## Given data

— start —

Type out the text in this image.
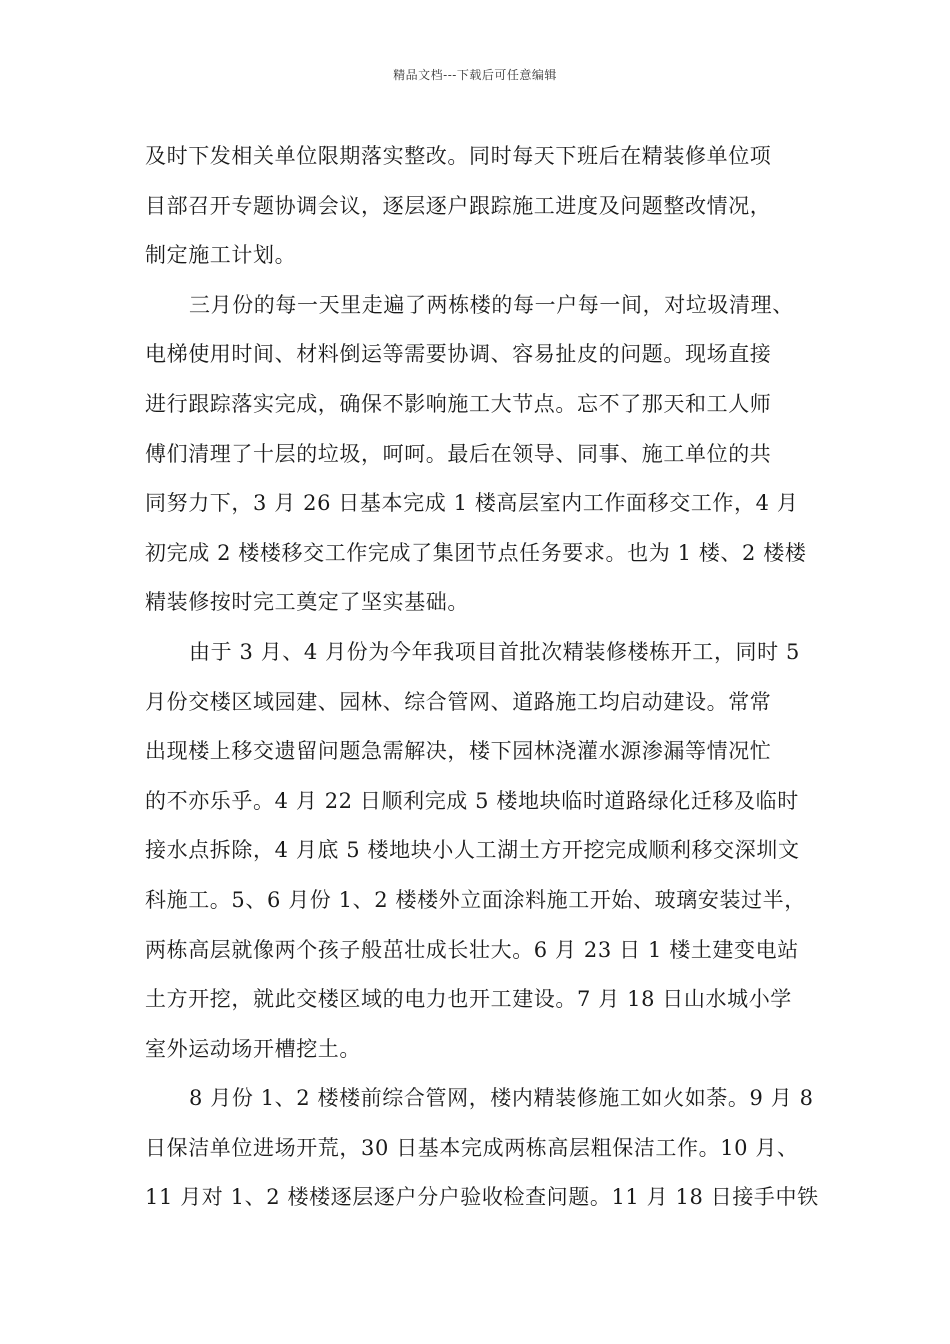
精品文档---下载后可任意编辑
及时下发相关单位限期落实整改。同时每天下班后在精装修单位项
目部召开专题协调会议，逐层逐户跟踪施工进度及问题整改情况，
制定施工计划。
三月份的每一天里走遍了两栋楼的每一户每一间，对垃圾清理、
电梯使用时间、材料倒运等需要协调、容易扯皮的问题。现场直接
进行跟踪落实完成，确保不影响施工大节点。忘不了那天和工人师
傅们清理了十层的垃圾，呵呵。最后在领导、同事、施工单位的共
同努力下，3 月 26 日基本完成 1 楼高层室内工作面移交工作，4 月
初完成 2 楼楼移交工作完成了集团节点任务要求。也为 1 楼、2 楼楼
精装修按时完工奠定了坚实基础。
由于 3 月、4 月份为今年我项目首批次精装修楼栋开工，同时 5
月份交楼区域园建、园林、综合管网、道路施工均启动建设。常常
出现楼上移交遗留问题急需解决，楼下园林浇灌水源渗漏等情况忙
的不亦乐乎。4 月 22 日顺利完成 5 楼地块临时道路绿化迁移及临时
接水点拆除，4 月底 5 楼地块小人工湖土方开挖完成顺利移交深圳文
科施工。5、6 月份 1、2 楼楼外立面涂料施工开始、玻璃安装过半，
两栋高层就像两个孩子般茁壮成长壮大。6 月 23 日 1 楼土建变电站
土方开挖，就此交楼区域的电力也开工建设。7 月 18 日山水城小学
室外运动场开槽挖土。
8 月份 1、2 楼楼前综合管网，楼内精装修施工如火如荼。9 月 8
日保洁单位进场开荒，30 日基本完成两栋高层粗保洁工作。10 月、
11 月对 1、2 楼楼逐层逐户分户验收检查问题。11 月 18 日接手中铁
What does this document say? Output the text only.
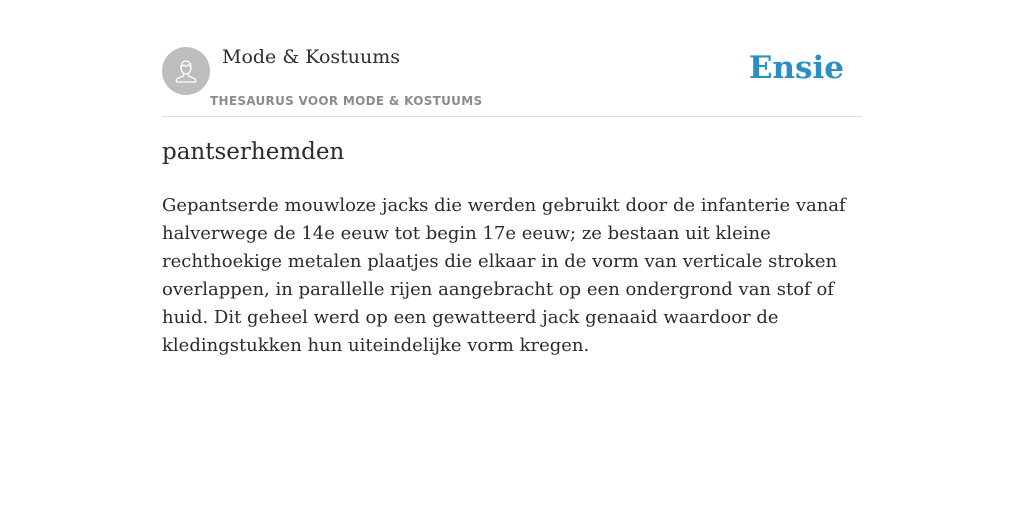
Mode & Kostuums
THESAURUS VOOR MODE & KOSTUUMS
Ensie
pantserhemden

Gepantserde mouwloze jacks die werden gebruikt door de infanterie vanaf halverwege de 14e eeuw tot begin 17e eeuw; ze bestaan uit kleine rechthoekige metalen plaatjes die elkaar in de vorm van verticale stroken overlappen, in parallelle rijen aangebracht op een ondergrond van stof of huid. Dit geheel werd op een gewatteerd jack genaaid waardoor de kledingstukken hun uiteindelijke vorm kregen.
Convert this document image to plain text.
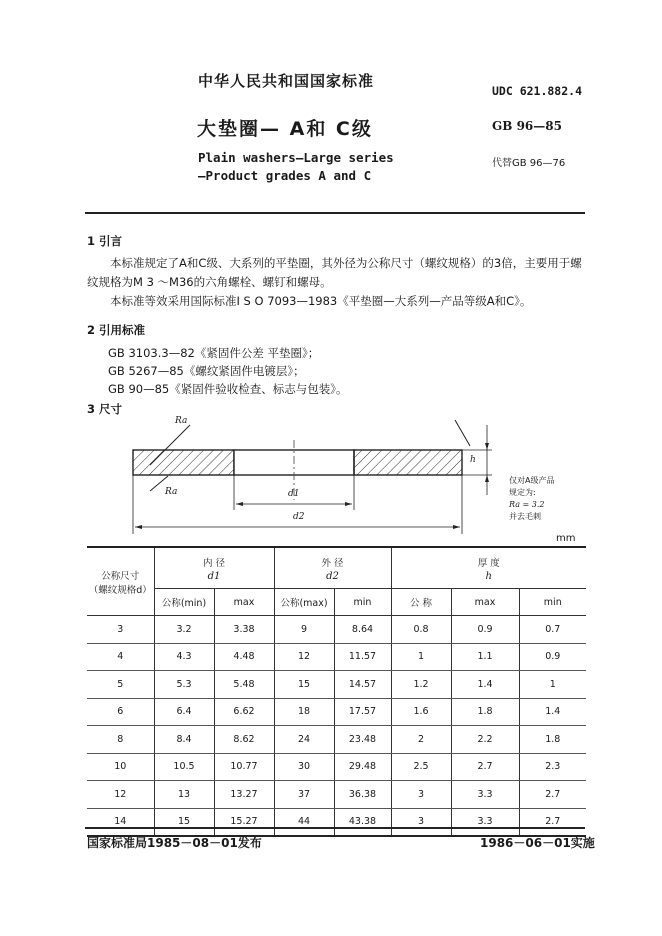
中华人民共和国国家标准
UDC 621.882.4
大垫圈— A和 C级	GB 96—85
Plain washers—Large series
—Product grades A and C
代替GB 96—76
1 引言

本标准规定了A和C级、大系列的平垫圈，其外径为公称尺寸（螺纹规格）的3倍，主要用于螺

纹规格为M 3 ～M36的六角螺栓、螺钉和螺母。

本标准等效采用国际标准I S O 7093—1983《平垫圈—大系列—产品等级A和C》。

2 引用标准

GB 3103.3—82《紧固件公差 平垫圈》；

GB 5267—85《螺纹紧固件电镀层》；

GB 90—85《紧固件验收检查、标志与包装》。

3 尺寸
Ra
Ra	d1
d2
h
仅对A级产品
规定为:
Ra = 3.2
并去毛刺
mm
公称尺寸
（螺纹规格d）	内 径
d1		外 径
d2		厚 度
h		

	公称(min)	max	公称(max)	min	公 称	max	min
3	3.2	3.38	9	8.64	0.8	0.9	0.7
4	4.3	4.48	12	11.57	1	1.1	0.9
5	5.3	5.48	15	14.57	1.2	1.4	1
6	6.4	6.62	18	17.57	1.6	1.8	1.4
8	8.4	8.62	24	23.48	2	2.2	1.8
10	10.5	10.77	30	29.48	2.5	2.7	2.3
12	13	13.27	37	36.38	3	3.3	2.7
14	15	15.27	44	43.38	3	3.3	2.7
国家标准局1985－08－01发布	1986－06－01实施
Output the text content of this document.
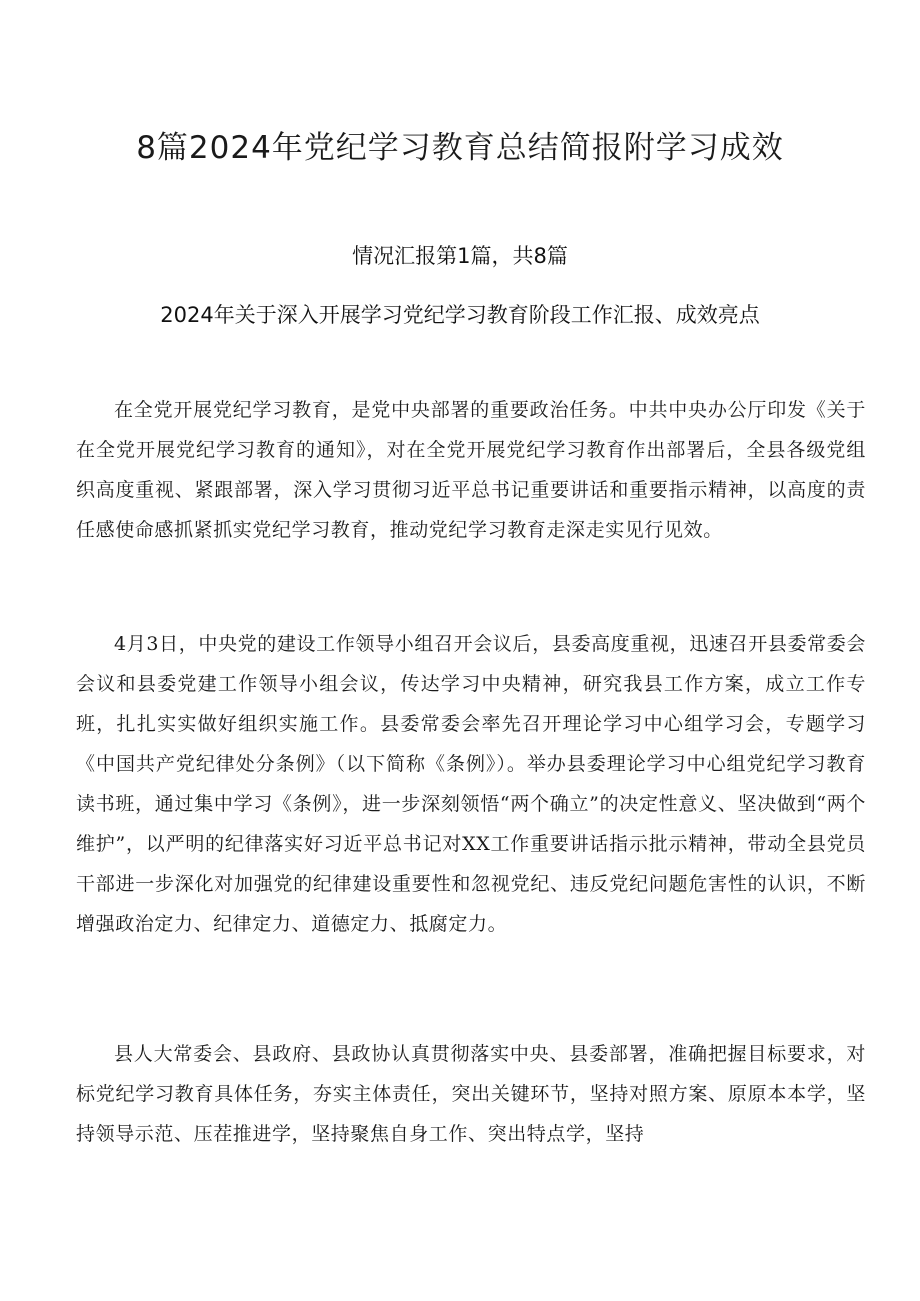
8篇2024年党纪学习教育总结简报附学习成效
情况汇报第1篇，共8篇
2024年关于深入开展学习党纪学习教育阶段工作汇报、成效亮点

在全党开展党纪学习教育，是党中央部署的重要政治任务。中共中央办公厅印发《关于在全党开展党纪学习教育的通知》，对在全党开展党纪学习教育作出部署后，全县各级党组织高度重视、紧跟部署，深入学习贯彻习近平总书记重要讲话和重要指示精神，以高度的责任感使命感抓紧抓实党纪学习教育，推动党纪学习教育走深走实见行见效。

4月3日，中央党的建设工作领导小组召开会议后，县委高度重视，迅速召开县委常委会会议和县委党建工作领导小组会议，传达学习中央精神，研究我县工作方案，成立工作专班，扎扎实实做好组织实施工作。县委常委会率先召开理论学习中心组学习会，专题学习《中国共产党纪律处分条例》（以下简称《条例》）。举办县委理论学习中心组党纪学习教育读书班，通过集中学习《条例》，进一步深刻领悟“两个确立”的决定性意义、坚决做到“两个维护”，以严明的纪律落实好习近平总书记对XX工作重要讲话指示批示精神，带动全县党员干部进一步深化对加强党的纪律建设重要性和忽视党纪、违反党纪问题危害性的认识，不断增强政治定力、纪律定力、道德定力、抵腐定力。

县人大常委会、县政府、县政协认真贯彻落实中央、县委部署，准确把握目标要求，对标党纪学习教育具体任务，夯实主体责任，突出关键环节，坚持对照方案、原原本本学，坚持领导示范、压茬推进学，坚持聚焦自身工作、突出特点学，坚持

— end —

Please leave out the pictures while you copy exactly the lines from the one containing "Output the text content of this document." through the end of the records.

Output the text content of this document.
8篇2024年党纪学习教育总结简报附学习成效
情况汇报第1篇，共8篇
2024年关于深入开展学习党纪学习教育阶段工作汇报、成效亮点

在全党开展党纪学习教育，是党中央部署的重要政治任务。中共中央办公厅印发《关于在全党开展党纪学习教育的通知》，对在全党开展党纪学习教育作出部署后，全县各级党组织高度重视、紧跟部署，深入学习贯彻习近平总书记重要讲话和重要指示精神，以高度的责任感使命感抓紧抓实党纪学习教育，推动党纪学习教育走深走实见行见效。

4月3日，中央党的建设工作领导小组召开会议后，县委高度重视，迅速召开县委常委会会议和县委党建工作领导小组会议，传达学习中央精神，研究我县工作方案，成立工作专班，扎扎实实做好组织实施工作。县委常委会率先召开理论学习中心组学习会，专题学习《中国共产党纪律处分条例》（以下简称《条例》）。举办县委理论学习中心组党纪学习教育读书班，通过集中学习《条例》，进一步深刻领悟“两个确立”的决定性意义、坚决做到“两个维护”，以严明的纪律落实好习近平总书记对XX工作重要讲话指示批示精神，带动全县党员干部进一步深化对加强党的纪律建设重要性和忽视党纪、违反党纪问题危害性的认识，不断增强政治定力、纪律定力、道德定力、抵腐定力。

县人大常委会、县政府、县政协认真贯彻落实中央、县委部署，准确把握目标要求，对标党纪学习教育具体任务，夯实主体责任，突出关键环节，坚持对照方案、原原本本学，坚持领导示范、压茬推进学，坚持聚焦自身工作、突出特点学，坚持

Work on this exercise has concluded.